■ **WORK INSTRUCTIONS**: Search the records that follow and extract every line containing the string "with".

** start EXERCISE MATERIAL **

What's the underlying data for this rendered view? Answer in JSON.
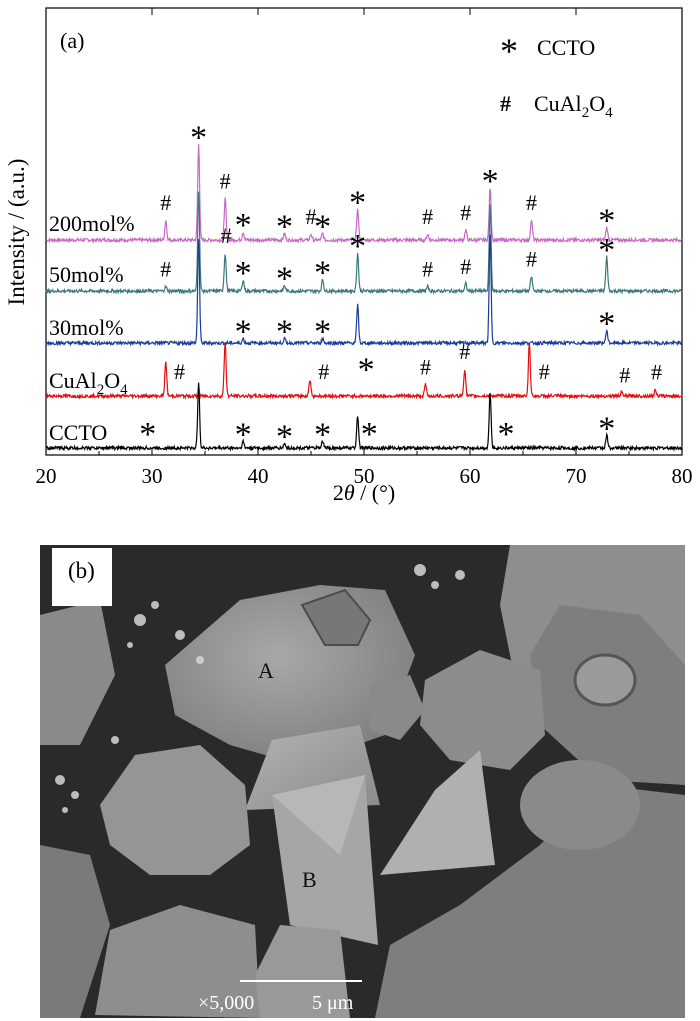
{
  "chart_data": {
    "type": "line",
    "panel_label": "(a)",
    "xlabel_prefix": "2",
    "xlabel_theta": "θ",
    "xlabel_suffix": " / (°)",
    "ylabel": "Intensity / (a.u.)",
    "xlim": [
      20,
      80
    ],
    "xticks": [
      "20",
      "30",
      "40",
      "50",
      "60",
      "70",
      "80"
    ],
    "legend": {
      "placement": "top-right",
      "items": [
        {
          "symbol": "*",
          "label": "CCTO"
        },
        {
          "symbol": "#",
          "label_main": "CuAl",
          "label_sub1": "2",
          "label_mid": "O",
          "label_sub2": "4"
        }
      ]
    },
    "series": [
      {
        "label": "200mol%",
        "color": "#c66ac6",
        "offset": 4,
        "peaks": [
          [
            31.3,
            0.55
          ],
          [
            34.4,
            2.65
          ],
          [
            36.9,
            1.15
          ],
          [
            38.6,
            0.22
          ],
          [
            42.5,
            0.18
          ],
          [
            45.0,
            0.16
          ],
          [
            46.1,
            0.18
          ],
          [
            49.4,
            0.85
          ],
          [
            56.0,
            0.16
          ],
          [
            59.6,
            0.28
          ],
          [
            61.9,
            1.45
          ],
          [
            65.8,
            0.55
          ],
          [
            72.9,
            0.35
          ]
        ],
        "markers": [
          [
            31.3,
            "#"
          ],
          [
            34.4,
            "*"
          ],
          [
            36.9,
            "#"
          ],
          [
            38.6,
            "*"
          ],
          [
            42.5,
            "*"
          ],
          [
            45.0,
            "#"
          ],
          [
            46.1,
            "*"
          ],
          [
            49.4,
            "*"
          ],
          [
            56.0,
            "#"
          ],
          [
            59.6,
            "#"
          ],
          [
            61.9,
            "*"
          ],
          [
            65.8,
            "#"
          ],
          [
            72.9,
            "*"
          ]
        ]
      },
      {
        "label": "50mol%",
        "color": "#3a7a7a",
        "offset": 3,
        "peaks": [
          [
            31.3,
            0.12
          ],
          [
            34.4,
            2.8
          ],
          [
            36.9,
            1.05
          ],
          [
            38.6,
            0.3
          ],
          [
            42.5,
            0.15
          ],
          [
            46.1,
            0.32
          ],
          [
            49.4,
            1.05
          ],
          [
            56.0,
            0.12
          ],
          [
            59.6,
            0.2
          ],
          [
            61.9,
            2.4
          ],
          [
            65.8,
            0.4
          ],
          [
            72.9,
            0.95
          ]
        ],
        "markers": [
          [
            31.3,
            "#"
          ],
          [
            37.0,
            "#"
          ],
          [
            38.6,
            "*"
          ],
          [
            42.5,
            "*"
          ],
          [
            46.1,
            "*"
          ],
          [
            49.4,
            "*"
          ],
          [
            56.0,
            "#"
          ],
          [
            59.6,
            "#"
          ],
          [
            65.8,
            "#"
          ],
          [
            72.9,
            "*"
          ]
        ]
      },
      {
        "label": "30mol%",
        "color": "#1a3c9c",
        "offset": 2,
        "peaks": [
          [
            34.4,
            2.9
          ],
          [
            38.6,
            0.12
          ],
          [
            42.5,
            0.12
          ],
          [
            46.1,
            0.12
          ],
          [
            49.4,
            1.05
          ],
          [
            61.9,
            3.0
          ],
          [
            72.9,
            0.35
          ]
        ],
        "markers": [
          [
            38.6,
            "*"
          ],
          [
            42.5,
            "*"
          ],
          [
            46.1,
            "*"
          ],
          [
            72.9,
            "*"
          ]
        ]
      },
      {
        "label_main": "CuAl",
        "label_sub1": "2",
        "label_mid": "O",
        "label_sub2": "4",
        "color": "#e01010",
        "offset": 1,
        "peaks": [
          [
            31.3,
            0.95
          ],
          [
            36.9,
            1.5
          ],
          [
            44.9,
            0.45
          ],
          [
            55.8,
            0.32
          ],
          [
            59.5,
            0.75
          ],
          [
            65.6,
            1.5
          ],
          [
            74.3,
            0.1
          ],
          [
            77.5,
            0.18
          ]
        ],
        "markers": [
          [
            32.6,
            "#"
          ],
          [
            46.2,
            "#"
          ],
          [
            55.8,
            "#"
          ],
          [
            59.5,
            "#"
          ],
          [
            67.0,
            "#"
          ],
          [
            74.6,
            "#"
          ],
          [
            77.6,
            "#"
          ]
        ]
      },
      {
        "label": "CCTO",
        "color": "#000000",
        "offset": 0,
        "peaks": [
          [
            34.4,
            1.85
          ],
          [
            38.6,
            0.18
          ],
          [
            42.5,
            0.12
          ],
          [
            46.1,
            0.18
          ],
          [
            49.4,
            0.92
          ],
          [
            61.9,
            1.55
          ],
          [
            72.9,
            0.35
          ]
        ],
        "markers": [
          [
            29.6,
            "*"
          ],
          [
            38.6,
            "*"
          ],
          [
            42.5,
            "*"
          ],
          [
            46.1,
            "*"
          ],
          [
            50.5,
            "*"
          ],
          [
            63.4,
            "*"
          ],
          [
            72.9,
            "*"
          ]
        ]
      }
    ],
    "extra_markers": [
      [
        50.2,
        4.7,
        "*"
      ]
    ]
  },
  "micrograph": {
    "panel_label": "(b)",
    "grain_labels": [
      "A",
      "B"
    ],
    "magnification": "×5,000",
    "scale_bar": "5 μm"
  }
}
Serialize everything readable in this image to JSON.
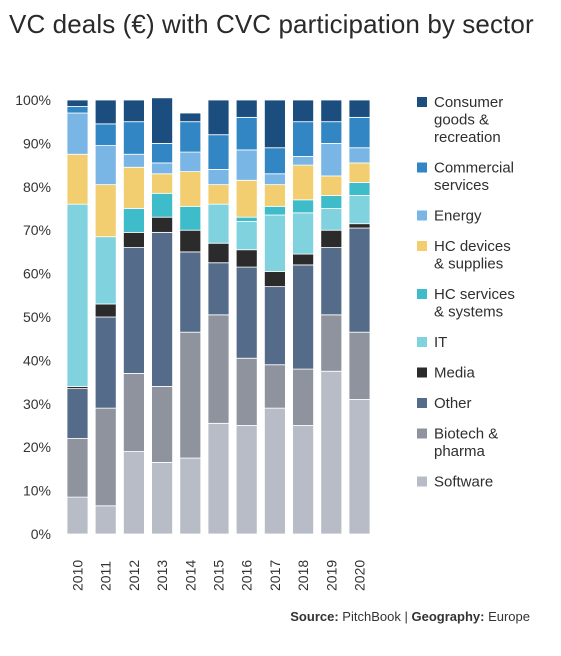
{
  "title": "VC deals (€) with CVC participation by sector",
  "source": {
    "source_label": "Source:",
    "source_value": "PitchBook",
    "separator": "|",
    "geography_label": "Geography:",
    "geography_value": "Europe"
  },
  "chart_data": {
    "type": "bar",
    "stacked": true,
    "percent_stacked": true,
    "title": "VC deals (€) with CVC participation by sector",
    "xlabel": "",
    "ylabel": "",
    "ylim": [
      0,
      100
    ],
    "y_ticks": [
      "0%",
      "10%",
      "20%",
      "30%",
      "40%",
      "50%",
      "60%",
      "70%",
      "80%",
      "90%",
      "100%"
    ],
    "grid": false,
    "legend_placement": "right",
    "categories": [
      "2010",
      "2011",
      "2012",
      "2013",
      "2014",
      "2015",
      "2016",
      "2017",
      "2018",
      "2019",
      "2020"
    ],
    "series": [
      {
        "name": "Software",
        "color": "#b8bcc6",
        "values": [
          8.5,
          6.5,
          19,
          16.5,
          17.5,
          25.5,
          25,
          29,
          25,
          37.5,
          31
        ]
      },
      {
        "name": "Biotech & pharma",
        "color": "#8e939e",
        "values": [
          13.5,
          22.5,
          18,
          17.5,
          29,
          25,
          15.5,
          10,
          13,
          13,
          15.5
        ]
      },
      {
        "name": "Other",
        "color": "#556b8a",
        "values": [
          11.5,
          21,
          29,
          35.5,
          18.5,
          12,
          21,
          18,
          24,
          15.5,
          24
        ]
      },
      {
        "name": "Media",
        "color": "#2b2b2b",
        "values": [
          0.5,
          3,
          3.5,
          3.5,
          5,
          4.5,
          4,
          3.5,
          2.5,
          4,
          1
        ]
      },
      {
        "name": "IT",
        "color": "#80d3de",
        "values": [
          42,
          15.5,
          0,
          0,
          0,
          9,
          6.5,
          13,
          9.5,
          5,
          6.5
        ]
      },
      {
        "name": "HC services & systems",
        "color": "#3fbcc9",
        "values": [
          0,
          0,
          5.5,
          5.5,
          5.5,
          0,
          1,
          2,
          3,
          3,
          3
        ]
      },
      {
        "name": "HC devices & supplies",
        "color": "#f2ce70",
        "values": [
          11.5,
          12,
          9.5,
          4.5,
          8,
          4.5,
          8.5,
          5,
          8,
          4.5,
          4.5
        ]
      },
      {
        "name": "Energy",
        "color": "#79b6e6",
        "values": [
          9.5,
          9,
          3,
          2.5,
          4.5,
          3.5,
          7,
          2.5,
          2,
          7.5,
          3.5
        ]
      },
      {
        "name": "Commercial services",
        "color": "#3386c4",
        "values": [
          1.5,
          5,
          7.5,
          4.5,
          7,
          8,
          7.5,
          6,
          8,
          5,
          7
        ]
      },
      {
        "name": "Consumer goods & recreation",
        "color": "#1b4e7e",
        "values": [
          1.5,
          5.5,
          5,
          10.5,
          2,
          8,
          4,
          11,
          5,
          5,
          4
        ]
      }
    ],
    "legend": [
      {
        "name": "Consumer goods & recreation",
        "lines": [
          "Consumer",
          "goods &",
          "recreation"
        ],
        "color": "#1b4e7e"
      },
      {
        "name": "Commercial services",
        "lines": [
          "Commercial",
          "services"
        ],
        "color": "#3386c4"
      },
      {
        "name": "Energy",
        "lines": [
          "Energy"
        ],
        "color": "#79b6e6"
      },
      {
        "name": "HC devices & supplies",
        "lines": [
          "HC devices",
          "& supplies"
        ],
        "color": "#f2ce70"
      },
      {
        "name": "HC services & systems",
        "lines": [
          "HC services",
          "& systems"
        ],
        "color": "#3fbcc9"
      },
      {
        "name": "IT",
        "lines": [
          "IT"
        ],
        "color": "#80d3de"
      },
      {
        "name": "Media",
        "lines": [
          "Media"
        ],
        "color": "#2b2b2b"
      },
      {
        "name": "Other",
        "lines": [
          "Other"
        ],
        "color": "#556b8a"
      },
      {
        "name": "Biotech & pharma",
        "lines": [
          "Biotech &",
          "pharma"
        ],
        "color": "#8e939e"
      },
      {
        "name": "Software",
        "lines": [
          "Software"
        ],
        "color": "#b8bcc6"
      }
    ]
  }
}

** end EXERCISE MATERIAL **

■ **CORRECT RESULT**:
  "title": "VC deals (€) with CVC participation by sector",
    "title": "VC deals (€) with CVC participation by sector",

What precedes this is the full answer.